— start of INFORMATION SUPPLIED —

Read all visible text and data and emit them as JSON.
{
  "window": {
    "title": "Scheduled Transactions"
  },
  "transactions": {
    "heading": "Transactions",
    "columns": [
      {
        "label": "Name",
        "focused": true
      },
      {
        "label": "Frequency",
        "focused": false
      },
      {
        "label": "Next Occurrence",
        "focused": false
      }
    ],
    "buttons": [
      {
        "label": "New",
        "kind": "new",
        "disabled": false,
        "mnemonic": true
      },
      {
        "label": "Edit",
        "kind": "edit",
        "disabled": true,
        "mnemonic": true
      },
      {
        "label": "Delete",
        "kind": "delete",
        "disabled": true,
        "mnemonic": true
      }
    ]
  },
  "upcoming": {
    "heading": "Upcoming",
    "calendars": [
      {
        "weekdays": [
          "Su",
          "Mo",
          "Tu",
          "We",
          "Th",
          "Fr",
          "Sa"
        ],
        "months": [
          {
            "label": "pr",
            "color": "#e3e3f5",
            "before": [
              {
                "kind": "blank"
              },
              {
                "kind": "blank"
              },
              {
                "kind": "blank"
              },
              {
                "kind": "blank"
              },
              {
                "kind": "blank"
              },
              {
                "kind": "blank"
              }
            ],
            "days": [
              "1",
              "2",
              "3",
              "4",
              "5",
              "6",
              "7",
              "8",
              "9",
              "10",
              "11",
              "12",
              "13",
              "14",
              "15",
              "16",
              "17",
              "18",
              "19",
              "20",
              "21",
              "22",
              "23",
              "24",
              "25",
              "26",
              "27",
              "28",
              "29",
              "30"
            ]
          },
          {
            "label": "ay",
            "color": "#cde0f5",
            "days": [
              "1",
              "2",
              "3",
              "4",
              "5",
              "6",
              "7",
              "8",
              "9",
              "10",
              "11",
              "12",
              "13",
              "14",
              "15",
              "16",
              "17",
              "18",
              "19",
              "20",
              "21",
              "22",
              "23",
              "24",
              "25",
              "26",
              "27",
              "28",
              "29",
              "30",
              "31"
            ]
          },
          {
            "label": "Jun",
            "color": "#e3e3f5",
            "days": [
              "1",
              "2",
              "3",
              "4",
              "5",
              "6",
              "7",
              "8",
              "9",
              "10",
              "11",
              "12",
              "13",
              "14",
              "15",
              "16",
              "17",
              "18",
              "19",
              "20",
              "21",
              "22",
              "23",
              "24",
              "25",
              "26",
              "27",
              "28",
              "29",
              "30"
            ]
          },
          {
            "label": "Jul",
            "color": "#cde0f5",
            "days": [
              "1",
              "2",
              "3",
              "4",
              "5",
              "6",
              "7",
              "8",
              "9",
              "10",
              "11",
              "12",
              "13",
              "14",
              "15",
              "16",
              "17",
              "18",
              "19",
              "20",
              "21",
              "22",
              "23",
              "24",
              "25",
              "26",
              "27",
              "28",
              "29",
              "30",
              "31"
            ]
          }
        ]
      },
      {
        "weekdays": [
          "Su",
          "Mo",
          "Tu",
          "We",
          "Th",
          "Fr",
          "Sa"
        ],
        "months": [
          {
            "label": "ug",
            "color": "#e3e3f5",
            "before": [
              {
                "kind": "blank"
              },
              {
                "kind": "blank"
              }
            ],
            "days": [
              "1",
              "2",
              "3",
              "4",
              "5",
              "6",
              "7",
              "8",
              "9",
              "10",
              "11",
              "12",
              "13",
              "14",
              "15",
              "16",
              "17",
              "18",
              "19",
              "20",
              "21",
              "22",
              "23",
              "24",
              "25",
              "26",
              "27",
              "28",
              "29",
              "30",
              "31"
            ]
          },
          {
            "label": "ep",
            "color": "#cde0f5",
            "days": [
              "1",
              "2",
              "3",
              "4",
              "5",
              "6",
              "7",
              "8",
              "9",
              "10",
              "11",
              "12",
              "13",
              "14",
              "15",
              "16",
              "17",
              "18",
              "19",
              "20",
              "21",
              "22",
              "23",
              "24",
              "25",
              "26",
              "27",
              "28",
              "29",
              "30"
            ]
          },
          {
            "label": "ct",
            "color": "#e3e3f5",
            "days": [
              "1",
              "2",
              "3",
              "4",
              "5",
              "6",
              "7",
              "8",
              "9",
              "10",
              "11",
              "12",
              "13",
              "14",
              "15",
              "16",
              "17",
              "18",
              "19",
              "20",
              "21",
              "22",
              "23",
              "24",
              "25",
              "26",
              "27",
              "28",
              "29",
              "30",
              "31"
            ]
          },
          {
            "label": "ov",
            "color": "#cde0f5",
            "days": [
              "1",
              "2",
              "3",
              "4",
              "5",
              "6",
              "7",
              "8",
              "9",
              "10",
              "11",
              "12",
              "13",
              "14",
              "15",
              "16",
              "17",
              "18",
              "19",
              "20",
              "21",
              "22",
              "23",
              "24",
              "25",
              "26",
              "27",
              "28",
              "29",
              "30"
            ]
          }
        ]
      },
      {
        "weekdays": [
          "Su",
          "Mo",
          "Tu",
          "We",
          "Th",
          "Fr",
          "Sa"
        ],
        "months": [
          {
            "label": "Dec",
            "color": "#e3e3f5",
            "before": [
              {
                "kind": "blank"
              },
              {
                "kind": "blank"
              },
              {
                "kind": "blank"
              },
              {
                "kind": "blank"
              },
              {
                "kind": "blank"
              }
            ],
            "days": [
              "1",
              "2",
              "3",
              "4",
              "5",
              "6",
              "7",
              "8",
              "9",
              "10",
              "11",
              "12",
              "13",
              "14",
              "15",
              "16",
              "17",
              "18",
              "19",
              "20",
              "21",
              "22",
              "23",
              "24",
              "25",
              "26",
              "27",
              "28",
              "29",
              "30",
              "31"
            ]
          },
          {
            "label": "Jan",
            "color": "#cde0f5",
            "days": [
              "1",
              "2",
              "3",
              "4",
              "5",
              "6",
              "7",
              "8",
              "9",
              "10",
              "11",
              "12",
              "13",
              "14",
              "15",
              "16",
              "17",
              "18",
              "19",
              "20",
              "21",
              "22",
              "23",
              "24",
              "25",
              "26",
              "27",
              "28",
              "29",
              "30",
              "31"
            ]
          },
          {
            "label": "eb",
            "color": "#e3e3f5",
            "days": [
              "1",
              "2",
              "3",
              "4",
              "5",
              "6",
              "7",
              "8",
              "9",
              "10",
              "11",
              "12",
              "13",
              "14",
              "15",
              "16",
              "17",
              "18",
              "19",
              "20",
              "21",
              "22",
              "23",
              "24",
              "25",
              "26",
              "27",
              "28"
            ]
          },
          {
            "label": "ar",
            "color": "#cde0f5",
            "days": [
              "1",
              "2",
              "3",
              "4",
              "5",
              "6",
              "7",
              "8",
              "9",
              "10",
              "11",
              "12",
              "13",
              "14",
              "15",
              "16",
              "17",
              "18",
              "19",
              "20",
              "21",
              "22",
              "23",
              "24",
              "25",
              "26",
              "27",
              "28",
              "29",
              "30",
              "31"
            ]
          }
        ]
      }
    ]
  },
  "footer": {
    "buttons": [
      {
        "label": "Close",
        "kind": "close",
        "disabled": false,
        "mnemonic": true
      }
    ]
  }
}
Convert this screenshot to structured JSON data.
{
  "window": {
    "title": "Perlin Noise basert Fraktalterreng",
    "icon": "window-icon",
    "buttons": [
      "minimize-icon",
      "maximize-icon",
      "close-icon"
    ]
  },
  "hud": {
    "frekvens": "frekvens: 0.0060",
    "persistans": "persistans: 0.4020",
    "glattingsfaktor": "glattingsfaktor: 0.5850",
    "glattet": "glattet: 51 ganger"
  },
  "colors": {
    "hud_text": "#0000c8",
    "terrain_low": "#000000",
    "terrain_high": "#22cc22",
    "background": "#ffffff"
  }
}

— end of INFORMATION SUPPLIED —

* **DIRECTIVE**: Output the full listing exactly as it stands.

* **OUTPUT FOR THIS EXERCISE**:
Read all visible text and data and emit them as JSON.
{
  "window": {
    "title": "Scheduled Transactions"
  },
  "transactions": {
    "heading": "Transactions",
    "columns": [
      {
        "label": "Name",
        "focused": true
      },
      {
        "label": "Frequency",
        "focused": false
      },
      {
        "label": "Next Occurrence",
        "focused": false
      }
    ],
    "buttons": [
      {
        "label": "New",
        "kind": "new",
        "disabled": false,
        "mnemonic": true
      },
      {
        "label": "Edit",
        "kind": "edit",
        "disabled": true,
        "mnemonic": true
      },
      {
        "label": "Delete",
        "kind": "delete",
        "disabled": true,
        "mnemonic": true
      }
    ]
  },
  "upcoming": {
    "heading": "Upcoming",
    "calendars": [
      {
        "weekdays": [
          "Su",
          "Mo",
          "Tu",
          "We",
          "Th",
          "Fr",
          "Sa"
        ],
        "months": [
          {
            "label": "pr",
            "color": "#e3e3f5",
            "before": [
              {
                "kind": "blank"
              },
              {
                "kind": "blank"
              },
              {
                "kind": "blank"
              },
              {
                "kind": "blank"
              },
              {
                "kind": "blank"
              },
              {
                "kind": "blank"
              }
            ],
            "days": [
              "1",
              "2",
              "3",
              "4",
              "5",
              "6",
              "7",
              "8",
              "9",
              "10",
              "11",
              "12",
              "13",
              "14",
              "15",
              "16",
              "17",
              "18",
              "19",
              "20",
              "21",
              "22",
              "23",
              "24",
              "25",
              "26",
              "27",
              "28",
              "29",
              "30"
            ]
          },
          {
            "label": "ay",
            "color": "#cde0f5",
            "days": [
              "1",
              "2",
              "3",
              "4",
              "5",
              "6",
              "7",
              "8",
              "9",
              "10",
              "11",
              "12",
              "13",
              "14",
              "15",
              "16",
              "17",
              "18",
              "19",
              "20",
              "21",
              "22",
              "23",
              "24",
              "25",
              "26",
              "27",
              "28",
              "29",
              "30",
              "31"
            ]
          },
          {
            "label": "Jun",
            "color": "#e3e3f5",
            "days": [
              "1",
              "2",
              "3",
              "4",
              "5",
              "6",
              "7",
              "8",
              "9",
              "10",
              "11",
              "12",
              "13",
              "14",
              "15",
              "16",
              "17",
              "18",
              "19",
              "20",
              "21",
              "22",
              "23",
              "24",
              "25",
              "26",
              "27",
              "28",
              "29",
              "30"
            ]
          },
          {
            "label": "Jul",
            "color": "#cde0f5",
            "days": [
              "1",
              "2",
              "3",
              "4",
              "5",
              "6",
              "7",
              "8",
              "9",
              "10",
              "11",
              "12",
              "13",
              "14",
              "15",
              "16",
              "17",
              "18",
              "19",
              "20",
              "21",
              "22",
              "23",
              "24",
              "25",
              "26",
              "27",
              "28",
              "29",
              "30",
              "31"
            ]
          }
        ]
      },
      {
        "weekdays": [
          "Su",
          "Mo",
          "Tu",
          "We",
          "Th",
          "Fr",
          "Sa"
        ],
        "months": [
          {
            "label": "ug",
            "color": "#e3e3f5",
            "before": [
              {
                "kind": "blank"
              },
              {
                "kind": "blank"
              }
            ],
            "days": [
              "1",
              "2",
              "3",
              "4",
              "5",
              "6",
              "7",
              "8",
              "9",
              "10",
              "11",
              "12",
              "13",
              "14",
              "15",
              "16",
              "17",
              "18",
              "19",
              "20",
              "21",
              "22",
              "23",
              "24",
              "25",
              "26",
              "27",
              "28",
              "29",
              "30",
              "31"
            ]
          },
          {
            "label": "ep",
            "color": "#cde0f5",
            "days": [
              "1",
              "2",
              "3",
              "4",
              "5",
              "6",
              "7",
              "8",
              "9",
              "10",
              "11",
              "12",
              "13",
              "14",
              "15",
              "16",
              "17",
              "18",
              "19",
              "20",
              "21",
              "22",
              "23",
              "24",
              "25",
              "26",
              "27",
              "28",
              "29",
              "30"
            ]
          },
          {
            "label": "ct",
            "color": "#e3e3f5",
            "days": [
              "1",
              "2",
              "3",
              "4",
              "5",
              "6",
              "7",
              "8",
              "9",
              "10",
              "11",
              "12",
              "13",
              "14",
              "15",
              "16",
              "17",
              "18",
              "19",
              "20",
              "21",
              "22",
              "23",
              "24",
              "25",
              "26",
              "27",
              "28",
              "29",
              "30",
              "31"
            ]
          },
          {
            "label": "ov",
            "color": "#cde0f5",
            "days": [
              "1",
              "2",
              "3",
              "4",
              "5",
              "6",
              "7",
              "8",
              "9",
              "10",
              "11",
              "12",
              "13",
              "14",
              "15",
              "16",
              "17",
              "18",
              "19",
              "20",
              "21",
              "22",
              "23",
              "24",
              "25",
              "26",
              "27",
              "28",
              "29",
              "30"
            ]
          }
        ]
      },
      {
        "weekdays": [
          "Su",
          "Mo",
          "Tu",
          "We",
          "Th",
          "Fr",
          "Sa"
        ],
        "months": [
          {
            "label": "Dec",
            "color": "#e3e3f5",
            "before": [
              {
                "kind": "blank"
              },
              {
                "kind": "blank"
              },
              {
                "kind": "blank"
              },
              {
                "kind": "blank"
              },
              {
                "kind": "blank"
              }
            ],
            "days": [
              "1",
              "2",
              "3",
              "4",
              "5",
              "6",
              "7",
              "8",
              "9",
              "10",
              "11",
              "12",
              "13",
              "14",
              "15",
              "16",
              "17",
              "18",
              "19",
              "20",
              "21",
              "22",
              "23",
              "24",
              "25",
              "26",
              "27",
              "28",
              "29",
              "30",
              "31"
            ]
          },
          {
            "label": "Jan",
            "color": "#cde0f5",
            "days": [
              "1",
              "2",
              "3",
              "4",
              "5",
              "6",
              "7",
              "8",
              "9",
              "10",
              "11",
              "12",
              "13",
              "14",
              "15",
              "16",
              "17",
              "18",
              "19",
              "20",
              "21",
              "22",
              "23",
              "24",
              "25",
              "26",
              "27",
              "28",
              "29",
              "30",
              "31"
            ]
          },
          {
            "label": "eb",
            "color": "#e3e3f5",
            "days": [
              "1",
              "2",
              "3",
              "4",
              "5",
              "6",
              "7",
              "8",
              "9",
              "10",
              "11",
              "12",
              "13",
              "14",
              "15",
              "16",
              "17",
              "18",
              "19",
              "20",
              "21",
              "22",
              "23",
              "24",
              "25",
              "26",
              "27",
              "28"
            ]
          },
          {
            "label": "ar",
            "color": "#cde0f5",
            "days": [
              "1",
              "2",
              "3",
              "4",
              "5",
              "6",
              "7",
              "8",
              "9",
              "10",
              "11",
              "12",
              "13",
              "14",
              "15",
              "16",
              "17",
              "18",
              "19",
              "20",
              "21",
              "22",
              "23",
              "24",
              "25",
              "26",
              "27",
              "28",
              "29",
              "30",
              "31"
            ]
          }
        ]
      }
    ]
  },
  "footer": {
    "buttons": [
      {
        "label": "Close",
        "kind": "close",
        "disabled": false,
        "mnemonic": true
      }
    ]
  }
}
Convert this screenshot to structured JSON data.
{
  "window": {
    "title": "Perlin Noise basert Fraktalterreng",
    "icon": "window-icon",
    "buttons": [
      "minimize-icon",
      "maximize-icon",
      "close-icon"
    ]
  },
  "hud": {
    "frekvens": "frekvens: 0.0060",
    "persistans": "persistans: 0.4020",
    "glattingsfaktor": "glattingsfaktor: 0.5850",
    "glattet": "glattet: 51 ganger"
  },
  "colors": {
    "hud_text": "#0000c8",
    "terrain_low": "#000000",
    "terrain_high": "#22cc22",
    "background": "#ffffff"
  }
}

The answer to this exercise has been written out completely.